Problem: Single out the lines of the material that contain "acertaram" and copy them.

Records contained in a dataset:
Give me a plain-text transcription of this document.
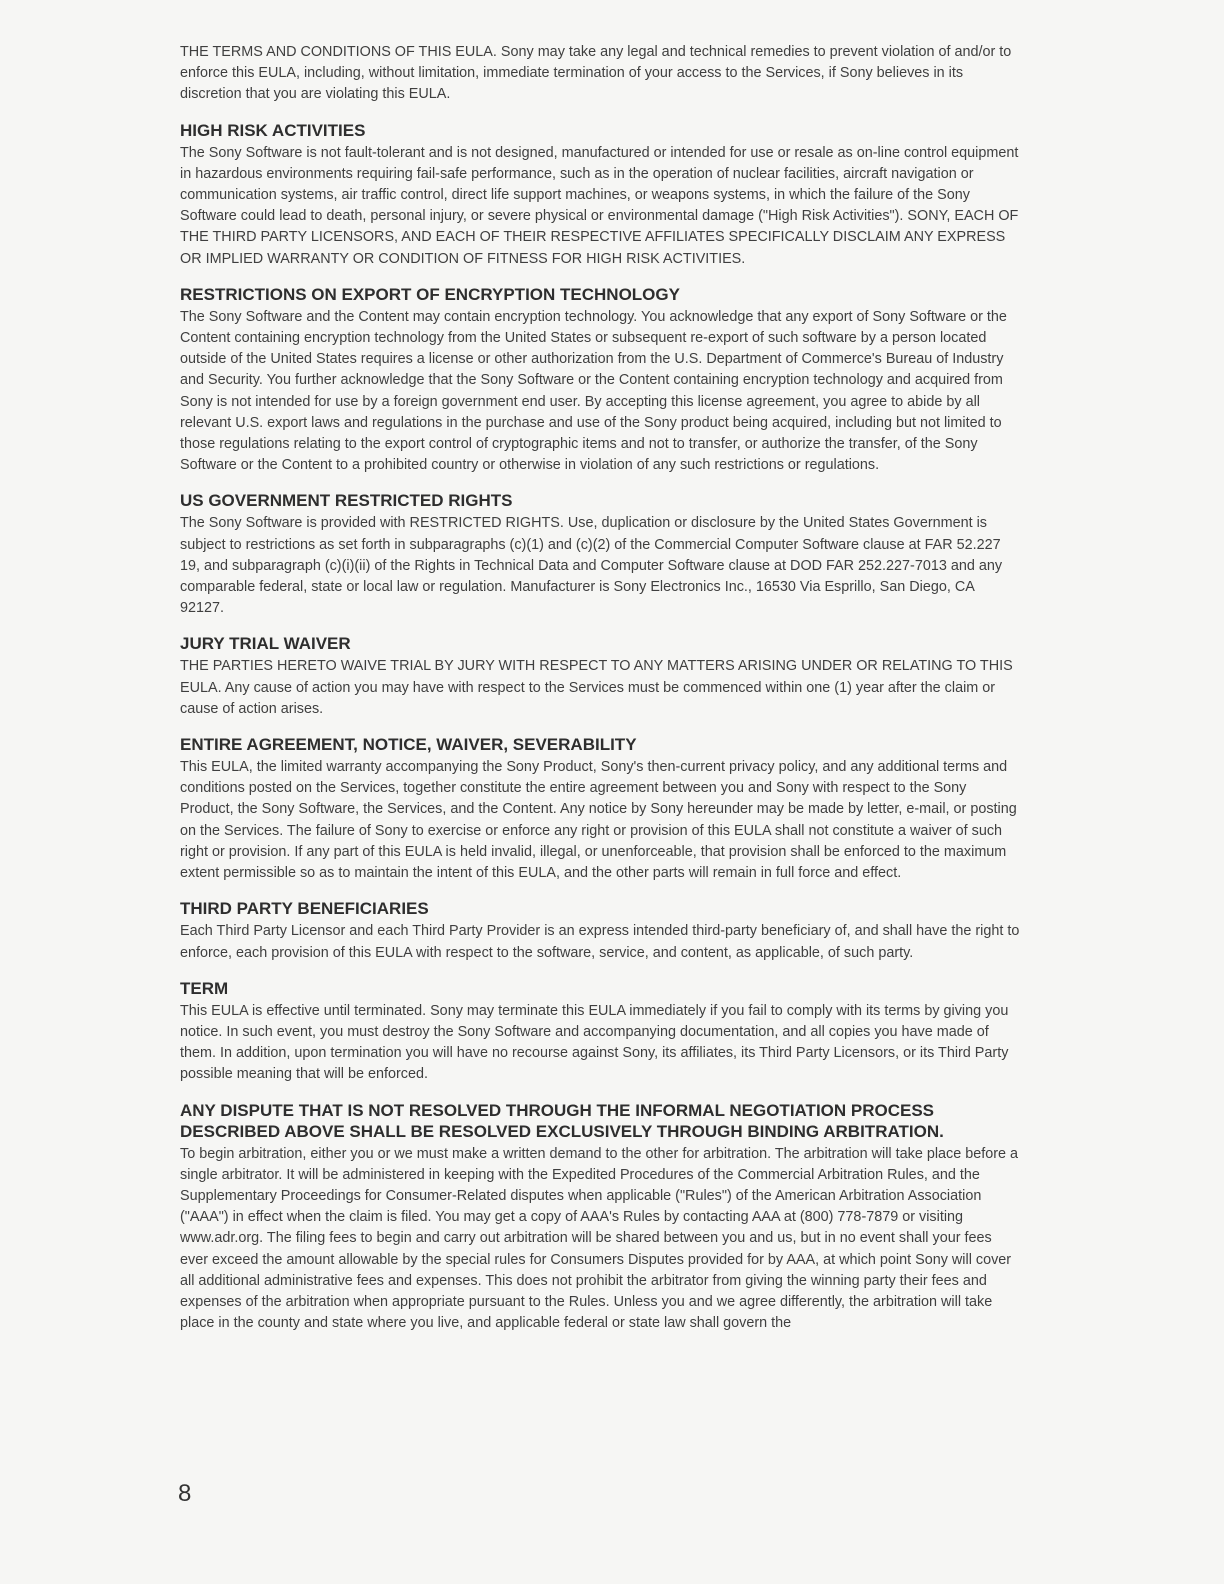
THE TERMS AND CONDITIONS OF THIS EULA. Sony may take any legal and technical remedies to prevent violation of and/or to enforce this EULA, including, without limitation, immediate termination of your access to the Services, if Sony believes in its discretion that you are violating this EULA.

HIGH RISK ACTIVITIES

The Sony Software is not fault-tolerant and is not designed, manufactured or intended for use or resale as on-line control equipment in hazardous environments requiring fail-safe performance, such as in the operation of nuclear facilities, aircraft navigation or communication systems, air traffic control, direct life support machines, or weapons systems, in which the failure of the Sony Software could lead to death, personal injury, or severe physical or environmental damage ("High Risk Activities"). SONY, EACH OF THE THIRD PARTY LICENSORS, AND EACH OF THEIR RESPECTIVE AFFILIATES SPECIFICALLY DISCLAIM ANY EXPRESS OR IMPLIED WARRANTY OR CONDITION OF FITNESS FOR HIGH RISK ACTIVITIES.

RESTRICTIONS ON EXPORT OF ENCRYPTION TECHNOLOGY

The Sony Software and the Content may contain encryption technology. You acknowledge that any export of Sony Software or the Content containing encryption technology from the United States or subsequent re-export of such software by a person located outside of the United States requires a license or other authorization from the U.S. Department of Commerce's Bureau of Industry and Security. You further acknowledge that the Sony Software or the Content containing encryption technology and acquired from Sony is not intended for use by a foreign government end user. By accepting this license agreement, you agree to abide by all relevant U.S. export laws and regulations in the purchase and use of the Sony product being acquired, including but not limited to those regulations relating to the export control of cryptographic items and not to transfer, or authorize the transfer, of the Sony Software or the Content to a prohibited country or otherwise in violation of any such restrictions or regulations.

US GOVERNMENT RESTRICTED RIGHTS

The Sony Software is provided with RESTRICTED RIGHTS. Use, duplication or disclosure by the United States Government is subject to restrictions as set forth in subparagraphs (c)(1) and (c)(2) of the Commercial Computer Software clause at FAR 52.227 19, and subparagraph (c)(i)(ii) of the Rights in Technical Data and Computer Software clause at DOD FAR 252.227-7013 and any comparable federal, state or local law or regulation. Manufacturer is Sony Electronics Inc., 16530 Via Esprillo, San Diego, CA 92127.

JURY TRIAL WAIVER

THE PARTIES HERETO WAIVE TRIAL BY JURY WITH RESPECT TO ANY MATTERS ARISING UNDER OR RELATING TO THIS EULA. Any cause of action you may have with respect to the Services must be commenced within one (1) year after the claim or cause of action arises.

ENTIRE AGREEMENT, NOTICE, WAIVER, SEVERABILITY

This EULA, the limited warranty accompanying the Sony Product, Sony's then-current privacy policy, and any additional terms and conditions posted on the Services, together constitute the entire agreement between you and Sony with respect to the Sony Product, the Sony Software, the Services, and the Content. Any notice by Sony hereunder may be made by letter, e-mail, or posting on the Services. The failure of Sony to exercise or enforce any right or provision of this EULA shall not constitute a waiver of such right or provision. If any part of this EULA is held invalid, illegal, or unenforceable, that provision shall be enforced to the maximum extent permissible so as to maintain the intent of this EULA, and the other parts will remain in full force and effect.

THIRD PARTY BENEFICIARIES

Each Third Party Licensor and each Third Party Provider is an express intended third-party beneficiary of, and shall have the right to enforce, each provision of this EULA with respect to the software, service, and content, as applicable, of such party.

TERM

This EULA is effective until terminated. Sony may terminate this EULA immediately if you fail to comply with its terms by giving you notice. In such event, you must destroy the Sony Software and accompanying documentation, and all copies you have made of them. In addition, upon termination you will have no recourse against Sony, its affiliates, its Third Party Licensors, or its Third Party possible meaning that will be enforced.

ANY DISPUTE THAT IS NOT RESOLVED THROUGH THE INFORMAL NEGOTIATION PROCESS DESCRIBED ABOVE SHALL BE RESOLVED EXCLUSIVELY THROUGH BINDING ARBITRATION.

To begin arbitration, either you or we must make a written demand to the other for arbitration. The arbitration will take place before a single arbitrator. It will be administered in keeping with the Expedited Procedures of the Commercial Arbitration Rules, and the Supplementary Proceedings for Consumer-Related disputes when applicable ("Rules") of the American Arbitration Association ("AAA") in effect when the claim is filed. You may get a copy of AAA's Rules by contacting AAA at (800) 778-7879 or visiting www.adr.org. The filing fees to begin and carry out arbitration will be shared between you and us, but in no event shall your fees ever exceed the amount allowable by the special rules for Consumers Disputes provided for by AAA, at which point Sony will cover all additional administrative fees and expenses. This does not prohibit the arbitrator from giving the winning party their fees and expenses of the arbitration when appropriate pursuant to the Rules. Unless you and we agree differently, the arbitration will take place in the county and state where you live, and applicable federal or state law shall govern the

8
* * *
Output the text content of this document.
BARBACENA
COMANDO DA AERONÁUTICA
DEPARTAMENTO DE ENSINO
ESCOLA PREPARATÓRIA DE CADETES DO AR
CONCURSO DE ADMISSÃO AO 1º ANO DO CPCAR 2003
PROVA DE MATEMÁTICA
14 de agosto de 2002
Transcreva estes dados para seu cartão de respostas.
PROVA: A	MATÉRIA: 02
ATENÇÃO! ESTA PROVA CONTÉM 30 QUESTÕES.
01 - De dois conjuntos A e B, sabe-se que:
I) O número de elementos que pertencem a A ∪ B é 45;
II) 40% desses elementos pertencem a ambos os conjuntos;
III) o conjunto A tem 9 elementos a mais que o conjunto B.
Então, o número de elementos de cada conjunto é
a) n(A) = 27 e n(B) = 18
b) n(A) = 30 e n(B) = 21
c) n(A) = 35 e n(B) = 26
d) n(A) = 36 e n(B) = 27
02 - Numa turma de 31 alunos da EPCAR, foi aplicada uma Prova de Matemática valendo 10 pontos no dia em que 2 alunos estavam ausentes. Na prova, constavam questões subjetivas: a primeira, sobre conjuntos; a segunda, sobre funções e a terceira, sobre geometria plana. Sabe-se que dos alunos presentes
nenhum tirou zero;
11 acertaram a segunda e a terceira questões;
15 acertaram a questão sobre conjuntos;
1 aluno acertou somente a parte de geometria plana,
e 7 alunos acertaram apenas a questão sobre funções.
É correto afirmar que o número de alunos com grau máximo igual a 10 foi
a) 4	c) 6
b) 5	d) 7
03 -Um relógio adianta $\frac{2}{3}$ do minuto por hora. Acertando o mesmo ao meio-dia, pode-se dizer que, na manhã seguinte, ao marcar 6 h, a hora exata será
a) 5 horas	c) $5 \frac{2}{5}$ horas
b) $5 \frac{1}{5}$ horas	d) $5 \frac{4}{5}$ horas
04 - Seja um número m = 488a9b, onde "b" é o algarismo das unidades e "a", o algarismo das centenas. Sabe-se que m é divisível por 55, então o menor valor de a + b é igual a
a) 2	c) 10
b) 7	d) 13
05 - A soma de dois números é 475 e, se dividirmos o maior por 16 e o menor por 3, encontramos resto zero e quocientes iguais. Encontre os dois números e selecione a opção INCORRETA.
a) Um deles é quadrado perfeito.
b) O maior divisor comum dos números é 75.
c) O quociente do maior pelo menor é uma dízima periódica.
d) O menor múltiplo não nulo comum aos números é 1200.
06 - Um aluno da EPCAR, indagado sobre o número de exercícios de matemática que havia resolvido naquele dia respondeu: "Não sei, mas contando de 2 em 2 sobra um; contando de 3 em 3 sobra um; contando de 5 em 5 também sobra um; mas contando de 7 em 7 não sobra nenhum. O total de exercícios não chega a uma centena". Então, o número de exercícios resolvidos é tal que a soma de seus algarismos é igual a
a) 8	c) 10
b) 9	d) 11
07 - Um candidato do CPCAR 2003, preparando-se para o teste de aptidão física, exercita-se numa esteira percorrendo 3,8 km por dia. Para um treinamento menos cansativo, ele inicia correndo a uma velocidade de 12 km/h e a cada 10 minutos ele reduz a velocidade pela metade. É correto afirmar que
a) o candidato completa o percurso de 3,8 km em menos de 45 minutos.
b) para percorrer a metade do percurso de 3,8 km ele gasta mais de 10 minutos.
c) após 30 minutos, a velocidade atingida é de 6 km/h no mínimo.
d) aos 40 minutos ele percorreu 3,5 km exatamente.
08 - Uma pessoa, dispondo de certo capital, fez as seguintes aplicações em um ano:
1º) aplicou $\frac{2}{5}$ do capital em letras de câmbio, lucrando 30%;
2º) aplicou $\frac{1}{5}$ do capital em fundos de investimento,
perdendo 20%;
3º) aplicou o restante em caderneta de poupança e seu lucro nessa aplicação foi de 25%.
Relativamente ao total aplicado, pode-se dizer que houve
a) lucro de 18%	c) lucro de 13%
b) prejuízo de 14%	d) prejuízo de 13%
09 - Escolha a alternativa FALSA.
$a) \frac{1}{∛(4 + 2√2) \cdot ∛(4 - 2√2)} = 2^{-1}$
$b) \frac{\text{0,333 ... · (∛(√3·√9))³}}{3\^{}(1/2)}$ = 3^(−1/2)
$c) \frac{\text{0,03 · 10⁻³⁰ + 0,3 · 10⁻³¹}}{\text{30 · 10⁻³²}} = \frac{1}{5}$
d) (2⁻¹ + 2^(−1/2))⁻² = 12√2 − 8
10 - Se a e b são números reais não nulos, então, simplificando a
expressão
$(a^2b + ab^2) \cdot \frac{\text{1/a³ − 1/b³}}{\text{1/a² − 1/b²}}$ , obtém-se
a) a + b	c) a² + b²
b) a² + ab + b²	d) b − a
* * *
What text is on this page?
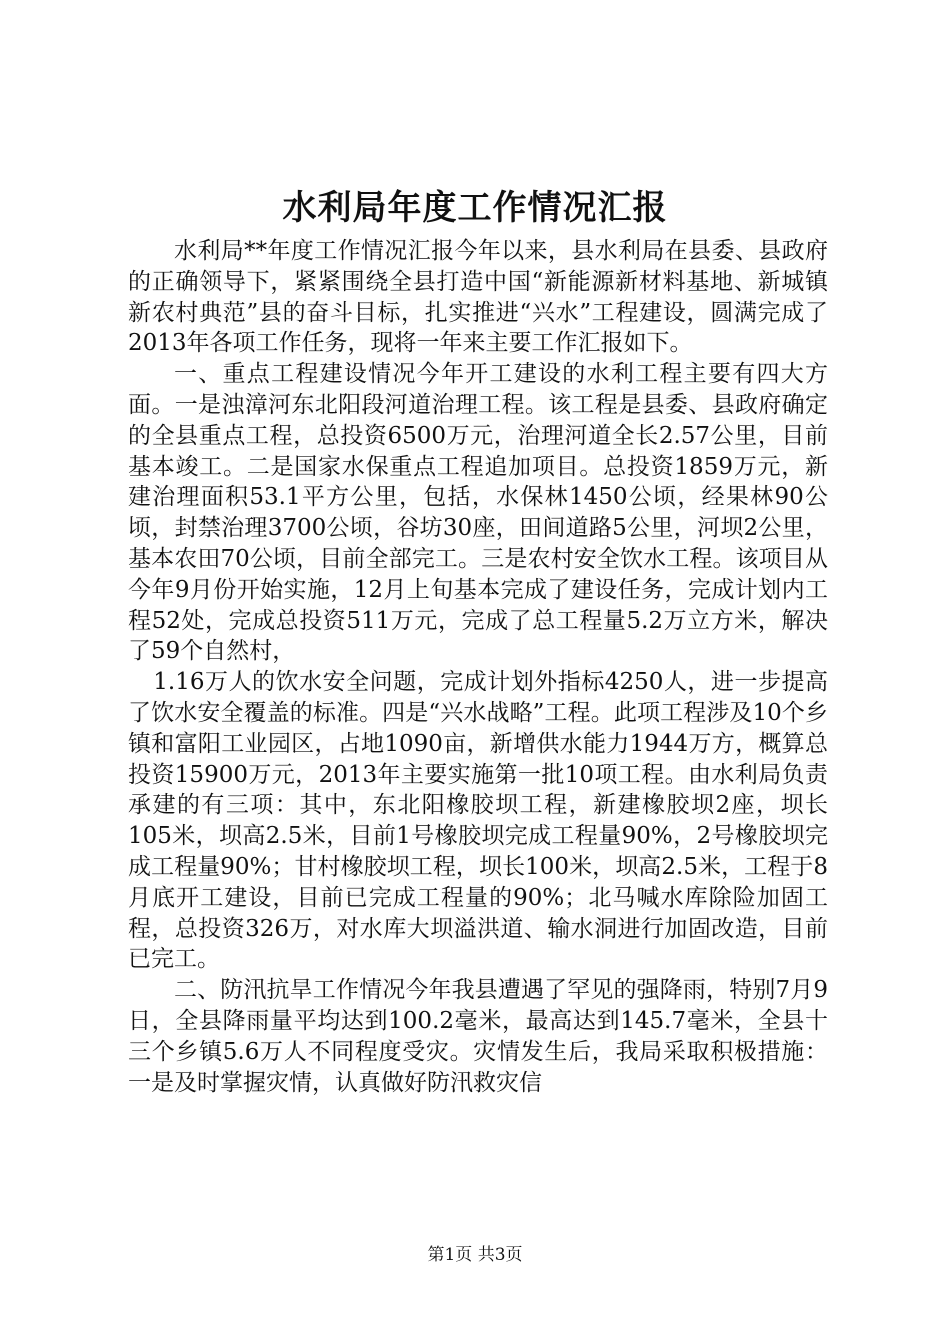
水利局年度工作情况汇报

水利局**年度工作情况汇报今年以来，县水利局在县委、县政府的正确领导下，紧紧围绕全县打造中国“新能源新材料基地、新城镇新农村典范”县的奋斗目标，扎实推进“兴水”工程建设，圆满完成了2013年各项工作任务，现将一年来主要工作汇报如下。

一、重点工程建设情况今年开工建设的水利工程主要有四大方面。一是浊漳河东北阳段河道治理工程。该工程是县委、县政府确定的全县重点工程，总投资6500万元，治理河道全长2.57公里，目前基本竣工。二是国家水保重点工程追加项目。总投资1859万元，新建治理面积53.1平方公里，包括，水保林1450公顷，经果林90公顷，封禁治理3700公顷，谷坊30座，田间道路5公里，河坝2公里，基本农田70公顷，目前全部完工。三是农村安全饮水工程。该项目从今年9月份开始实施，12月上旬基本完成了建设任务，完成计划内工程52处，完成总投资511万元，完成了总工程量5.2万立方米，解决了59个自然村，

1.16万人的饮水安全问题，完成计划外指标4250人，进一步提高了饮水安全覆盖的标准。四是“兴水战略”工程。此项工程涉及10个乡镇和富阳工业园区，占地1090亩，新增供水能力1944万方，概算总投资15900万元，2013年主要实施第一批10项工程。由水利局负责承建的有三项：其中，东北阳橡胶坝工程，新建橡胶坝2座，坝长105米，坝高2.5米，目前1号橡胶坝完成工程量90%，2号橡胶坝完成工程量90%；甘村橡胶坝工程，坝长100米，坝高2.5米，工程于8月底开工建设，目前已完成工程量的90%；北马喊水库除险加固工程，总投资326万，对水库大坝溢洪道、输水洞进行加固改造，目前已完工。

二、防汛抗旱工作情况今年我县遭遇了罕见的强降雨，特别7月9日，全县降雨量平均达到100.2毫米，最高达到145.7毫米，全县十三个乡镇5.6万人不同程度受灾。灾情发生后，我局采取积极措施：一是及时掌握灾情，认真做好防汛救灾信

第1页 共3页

Answer to this task:
11 acertaram a segunda e a terceira questões;
15 acertaram a questão sobre conjuntos;
e 7 alunos acertaram apenas a questão sobre funções.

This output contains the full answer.